(JOB)
Nothing but the lines from the one that contains "Serialize everything readable" through the end of the listing should appear, set down exactly.

Rows from a dataset
>>>>

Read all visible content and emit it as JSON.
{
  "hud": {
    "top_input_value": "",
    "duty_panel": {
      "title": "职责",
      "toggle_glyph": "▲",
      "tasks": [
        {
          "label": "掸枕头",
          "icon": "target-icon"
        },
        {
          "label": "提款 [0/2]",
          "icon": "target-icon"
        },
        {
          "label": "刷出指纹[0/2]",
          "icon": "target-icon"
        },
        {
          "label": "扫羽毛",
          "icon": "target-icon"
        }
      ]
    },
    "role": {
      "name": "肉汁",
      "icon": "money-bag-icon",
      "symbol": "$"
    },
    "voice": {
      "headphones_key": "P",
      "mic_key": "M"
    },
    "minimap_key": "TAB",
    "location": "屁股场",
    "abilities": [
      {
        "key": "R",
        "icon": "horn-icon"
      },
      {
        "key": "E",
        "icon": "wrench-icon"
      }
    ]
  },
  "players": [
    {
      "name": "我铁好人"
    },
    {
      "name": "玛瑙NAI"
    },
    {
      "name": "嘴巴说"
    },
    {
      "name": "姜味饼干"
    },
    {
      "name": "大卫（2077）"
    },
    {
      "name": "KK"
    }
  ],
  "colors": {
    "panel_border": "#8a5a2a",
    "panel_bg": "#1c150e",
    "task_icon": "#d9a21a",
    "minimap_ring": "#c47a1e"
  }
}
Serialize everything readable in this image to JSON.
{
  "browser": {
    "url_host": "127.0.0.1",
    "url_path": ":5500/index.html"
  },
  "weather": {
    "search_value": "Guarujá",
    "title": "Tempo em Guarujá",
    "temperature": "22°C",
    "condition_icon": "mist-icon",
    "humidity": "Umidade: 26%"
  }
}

<<<<

(WRITTEN SOLUTION)
Serialize everything readable in this image to JSON.
{
  "browser": {
    "url_host": "127.0.0.1",
    "url_path": ":5500/index.html"
  },
  "weather": {
    "search_value": "Guarujá",
    "title": "Tempo em Guarujá",
    "temperature": "22°C",
    "condition_icon": "mist-icon",
    "humidity": "Umidade: 26%"
  }
}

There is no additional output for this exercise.